- **Written task**:
Return, unchanged, the stretch of the material from its first line through the line that contains "307, 1612, 343]", with both of those lines included and nothing else.
== == ==
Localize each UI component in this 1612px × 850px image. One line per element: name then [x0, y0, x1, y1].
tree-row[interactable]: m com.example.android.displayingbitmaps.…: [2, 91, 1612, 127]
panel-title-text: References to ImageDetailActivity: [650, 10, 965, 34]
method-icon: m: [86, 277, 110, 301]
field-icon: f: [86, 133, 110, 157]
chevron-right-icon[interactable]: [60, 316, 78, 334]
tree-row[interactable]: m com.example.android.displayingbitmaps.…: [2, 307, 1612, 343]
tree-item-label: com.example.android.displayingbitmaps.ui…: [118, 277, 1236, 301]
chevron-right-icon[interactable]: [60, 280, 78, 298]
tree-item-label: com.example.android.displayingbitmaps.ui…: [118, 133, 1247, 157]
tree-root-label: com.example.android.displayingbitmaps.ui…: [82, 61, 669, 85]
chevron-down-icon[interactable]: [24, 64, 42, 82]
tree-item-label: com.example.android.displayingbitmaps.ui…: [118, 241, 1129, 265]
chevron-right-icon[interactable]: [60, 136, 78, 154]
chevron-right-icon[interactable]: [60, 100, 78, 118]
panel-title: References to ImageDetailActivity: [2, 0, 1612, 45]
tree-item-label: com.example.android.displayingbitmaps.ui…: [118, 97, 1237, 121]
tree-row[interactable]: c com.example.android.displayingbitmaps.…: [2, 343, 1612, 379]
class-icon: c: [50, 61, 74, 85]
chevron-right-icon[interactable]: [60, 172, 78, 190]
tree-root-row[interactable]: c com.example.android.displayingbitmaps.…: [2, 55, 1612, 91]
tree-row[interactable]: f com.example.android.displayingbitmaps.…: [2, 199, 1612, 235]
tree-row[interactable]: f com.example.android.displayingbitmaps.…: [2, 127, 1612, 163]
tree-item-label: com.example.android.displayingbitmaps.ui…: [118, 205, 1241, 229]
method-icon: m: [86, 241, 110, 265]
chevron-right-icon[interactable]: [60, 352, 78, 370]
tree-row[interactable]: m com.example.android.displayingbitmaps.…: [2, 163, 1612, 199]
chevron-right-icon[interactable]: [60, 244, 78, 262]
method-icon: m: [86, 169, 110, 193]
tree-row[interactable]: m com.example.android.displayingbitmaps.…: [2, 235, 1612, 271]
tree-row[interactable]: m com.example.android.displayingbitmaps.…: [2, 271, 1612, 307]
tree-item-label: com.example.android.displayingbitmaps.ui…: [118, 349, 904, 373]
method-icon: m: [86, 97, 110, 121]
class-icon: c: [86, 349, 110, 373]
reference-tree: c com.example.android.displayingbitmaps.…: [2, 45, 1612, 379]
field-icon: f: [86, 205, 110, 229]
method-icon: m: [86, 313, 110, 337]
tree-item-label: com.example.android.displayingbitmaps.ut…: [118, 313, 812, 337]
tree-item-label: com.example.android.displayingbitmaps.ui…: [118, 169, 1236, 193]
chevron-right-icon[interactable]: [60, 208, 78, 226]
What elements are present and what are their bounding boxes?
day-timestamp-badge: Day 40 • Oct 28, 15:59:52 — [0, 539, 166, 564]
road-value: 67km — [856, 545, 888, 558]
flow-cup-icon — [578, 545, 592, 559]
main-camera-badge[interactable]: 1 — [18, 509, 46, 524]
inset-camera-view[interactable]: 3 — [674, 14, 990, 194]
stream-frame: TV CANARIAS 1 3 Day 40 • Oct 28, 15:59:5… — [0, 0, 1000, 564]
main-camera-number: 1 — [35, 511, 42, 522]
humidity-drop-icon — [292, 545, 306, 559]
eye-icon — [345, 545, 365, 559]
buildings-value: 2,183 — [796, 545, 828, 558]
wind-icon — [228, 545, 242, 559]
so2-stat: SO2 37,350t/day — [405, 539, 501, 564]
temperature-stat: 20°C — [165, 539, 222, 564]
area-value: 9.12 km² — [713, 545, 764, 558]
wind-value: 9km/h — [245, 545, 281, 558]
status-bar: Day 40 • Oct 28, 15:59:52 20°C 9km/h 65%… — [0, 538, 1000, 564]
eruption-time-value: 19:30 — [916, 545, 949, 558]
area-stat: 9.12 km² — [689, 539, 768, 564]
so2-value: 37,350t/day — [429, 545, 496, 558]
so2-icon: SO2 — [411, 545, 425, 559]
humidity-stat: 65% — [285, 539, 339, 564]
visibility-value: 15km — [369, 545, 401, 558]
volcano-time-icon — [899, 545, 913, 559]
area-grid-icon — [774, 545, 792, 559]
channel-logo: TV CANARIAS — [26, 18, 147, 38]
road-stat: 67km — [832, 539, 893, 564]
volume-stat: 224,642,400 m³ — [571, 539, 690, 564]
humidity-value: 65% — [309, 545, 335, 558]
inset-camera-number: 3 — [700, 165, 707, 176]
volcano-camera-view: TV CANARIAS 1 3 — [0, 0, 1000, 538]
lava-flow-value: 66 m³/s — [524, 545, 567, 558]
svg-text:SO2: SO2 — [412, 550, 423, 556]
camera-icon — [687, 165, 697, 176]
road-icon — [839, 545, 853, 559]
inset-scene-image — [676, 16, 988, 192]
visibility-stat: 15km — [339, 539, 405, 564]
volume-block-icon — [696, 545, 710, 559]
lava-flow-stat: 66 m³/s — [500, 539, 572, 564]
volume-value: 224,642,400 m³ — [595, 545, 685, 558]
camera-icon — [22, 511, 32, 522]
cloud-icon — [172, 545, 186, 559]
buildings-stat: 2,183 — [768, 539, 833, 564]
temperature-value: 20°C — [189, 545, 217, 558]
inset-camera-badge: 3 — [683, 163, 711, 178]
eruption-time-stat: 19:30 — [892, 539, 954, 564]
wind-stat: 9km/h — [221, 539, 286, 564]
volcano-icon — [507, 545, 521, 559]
== == ==
- **Exercise result**:
Localize each UI component in this 1612px × 850px image. One line per element: name then [x0, y0, x1, y1].
tree-row[interactable]: m com.example.android.displayingbitmaps.…: [2, 91, 1612, 127]
panel-title-text: References to ImageDetailActivity: [650, 10, 965, 34]
method-icon: m: [86, 277, 110, 301]
field-icon: f: [86, 133, 110, 157]
chevron-right-icon[interactable]: [60, 316, 78, 334]
tree-row[interactable]: m com.example.android.displayingbitmaps.…: [2, 307, 1612, 343]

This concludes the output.